Exercise aim:
Could you output all of the records below exactly as they appear?

Dataset entries:

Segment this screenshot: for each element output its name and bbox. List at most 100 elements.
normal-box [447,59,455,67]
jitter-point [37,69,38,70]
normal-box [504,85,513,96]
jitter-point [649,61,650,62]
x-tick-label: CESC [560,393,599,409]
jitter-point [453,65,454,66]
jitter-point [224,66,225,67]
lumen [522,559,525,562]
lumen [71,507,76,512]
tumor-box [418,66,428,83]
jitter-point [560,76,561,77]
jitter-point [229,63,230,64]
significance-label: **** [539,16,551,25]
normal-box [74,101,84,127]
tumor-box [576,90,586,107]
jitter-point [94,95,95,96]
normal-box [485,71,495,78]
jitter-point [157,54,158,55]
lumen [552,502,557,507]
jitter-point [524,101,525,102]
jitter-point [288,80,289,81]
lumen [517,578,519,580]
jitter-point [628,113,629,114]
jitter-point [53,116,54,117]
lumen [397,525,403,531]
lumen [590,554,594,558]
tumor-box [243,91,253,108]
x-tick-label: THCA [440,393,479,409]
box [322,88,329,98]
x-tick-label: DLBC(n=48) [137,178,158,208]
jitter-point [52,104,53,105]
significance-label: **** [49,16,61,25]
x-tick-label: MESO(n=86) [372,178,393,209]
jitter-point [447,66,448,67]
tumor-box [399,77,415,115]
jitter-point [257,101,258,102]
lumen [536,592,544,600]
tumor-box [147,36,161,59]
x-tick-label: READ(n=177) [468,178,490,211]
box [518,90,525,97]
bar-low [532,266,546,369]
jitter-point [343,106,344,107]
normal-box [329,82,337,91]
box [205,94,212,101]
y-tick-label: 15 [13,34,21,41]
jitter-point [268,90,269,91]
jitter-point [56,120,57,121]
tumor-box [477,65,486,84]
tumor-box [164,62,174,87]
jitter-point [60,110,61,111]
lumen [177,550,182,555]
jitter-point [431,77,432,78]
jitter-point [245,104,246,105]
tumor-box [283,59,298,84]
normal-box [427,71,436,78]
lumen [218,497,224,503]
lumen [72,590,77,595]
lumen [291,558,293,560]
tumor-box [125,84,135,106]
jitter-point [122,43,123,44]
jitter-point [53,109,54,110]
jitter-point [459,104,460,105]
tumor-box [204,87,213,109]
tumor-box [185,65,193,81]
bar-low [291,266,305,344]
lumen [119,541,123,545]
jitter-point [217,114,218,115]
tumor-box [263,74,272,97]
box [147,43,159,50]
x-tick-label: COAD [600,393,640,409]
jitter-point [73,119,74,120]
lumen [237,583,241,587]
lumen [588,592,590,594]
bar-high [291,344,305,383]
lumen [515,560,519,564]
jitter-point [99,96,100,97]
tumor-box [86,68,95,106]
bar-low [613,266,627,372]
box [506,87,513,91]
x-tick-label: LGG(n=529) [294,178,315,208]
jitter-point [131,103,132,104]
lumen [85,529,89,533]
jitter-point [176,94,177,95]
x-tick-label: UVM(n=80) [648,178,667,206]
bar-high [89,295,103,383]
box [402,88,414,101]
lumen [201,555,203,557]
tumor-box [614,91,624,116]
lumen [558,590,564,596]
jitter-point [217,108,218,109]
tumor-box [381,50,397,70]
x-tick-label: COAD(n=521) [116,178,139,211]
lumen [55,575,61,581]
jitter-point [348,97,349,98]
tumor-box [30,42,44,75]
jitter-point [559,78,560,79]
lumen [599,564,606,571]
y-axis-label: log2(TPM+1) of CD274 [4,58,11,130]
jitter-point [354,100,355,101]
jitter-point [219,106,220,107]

Solution for this exercise:
Segment this screenshot: for each element output its name and bbox. List at most 100 elements.
normal-box [447,59,455,67]
jitter-point [37,69,38,70]
normal-box [504,85,513,96]
jitter-point [649,61,650,62]
x-tick-label: CESC [560,393,599,409]
jitter-point [453,65,454,66]
jitter-point [224,66,225,67]
lumen [522,559,525,562]
lumen [71,507,76,512]
tumor-box [418,66,428,83]
jitter-point [560,76,561,77]
jitter-point [229,63,230,64]
significance-label: **** [539,16,551,25]
normal-box [74,101,84,127]
tumor-box [576,90,586,107]
jitter-point [94,95,95,96]
normal-box [485,71,495,78]
jitter-point [157,54,158,55]
lumen [552,502,557,507]
jitter-point [524,101,525,102]
jitter-point [288,80,289,81]
lumen [517,578,519,580]
jitter-point [628,113,629,114]
jitter-point [53,116,54,117]
lumen [397,525,403,531]
lumen [590,554,594,558]
tumor-box [243,91,253,108]
x-tick-label: THCA [440,393,479,409]
box [322,88,329,98]
x-tick-label: DLBC(n=48) [137,178,158,208]
jitter-point [52,104,53,105]
significance-label: **** [49,16,61,25]
x-tick-label: MESO(n=86) [372,178,393,209]
jitter-point [447,66,448,67]
tumor-box [399,77,415,115]
jitter-point [257,101,258,102]
lumen [536,592,544,600]
tumor-box [147,36,161,59]
x-tick-label: READ(n=177) [468,178,490,211]
box [518,90,525,97]
bar-low [532,266,546,369]
jitter-point [343,106,344,107]
normal-box [329,82,337,91]
box [205,94,212,101]
y-tick-label: 15 [13,34,21,41]
jitter-point [268,90,269,91]
jitter-point [56,120,57,121]
tumor-box [477,65,486,84]
tumor-box [164,62,174,87]
jitter-point [60,110,61,111]
lumen [177,550,182,555]
jitter-point [431,77,432,78]
jitter-point [245,104,246,105]
tumor-box [283,59,298,84]
normal-box [427,71,436,78]
lumen [218,497,224,503]
lumen [72,590,77,595]
lumen [291,558,293,560]
tumor-box [125,84,135,106]
jitter-point [122,43,123,44]
jitter-point [53,109,54,110]
jitter-point [459,104,460,105]
tumor-box [204,87,213,109]
tumor-box [185,65,193,81]
bar-low [291,266,305,344]
lumen [119,541,123,545]
jitter-point [217,114,218,115]
tumor-box [263,74,272,97]
box [147,43,159,50]
x-tick-label: COAD [600,393,640,409]
jitter-point [73,119,74,120]
lumen [237,583,241,587]
lumen [588,592,590,594]
bar-high [291,344,305,383]
lumen [515,560,519,564]
jitter-point [99,96,100,97]
tumor-box [86,68,95,106]
bar-low [613,266,627,372]
box [506,87,513,91]
x-tick-label: LGG(n=529) [294,178,315,208]
jitter-point [131,103,132,104]
lumen [85,529,89,533]
jitter-point [176,94,177,95]
x-tick-label: UVM(n=80) [648,178,667,206]
bar-high [89,295,103,383]
box [402,88,414,101]
lumen [201,555,203,557]
tumor-box [614,91,624,116]
lumen [558,590,564,596]
jitter-point [217,108,218,109]
tumor-box [381,50,397,70]
x-tick-label: COAD(n=521) [116,178,139,211]
lumen [55,575,61,581]
jitter-point [348,97,349,98]
tumor-box [30,42,44,75]
jitter-point [559,78,560,79]
lumen [599,564,606,571]
y-axis-label: log2(TPM+1) of CD274 [4,58,11,130]
jitter-point [354,100,355,101]
jitter-point [219,106,220,107]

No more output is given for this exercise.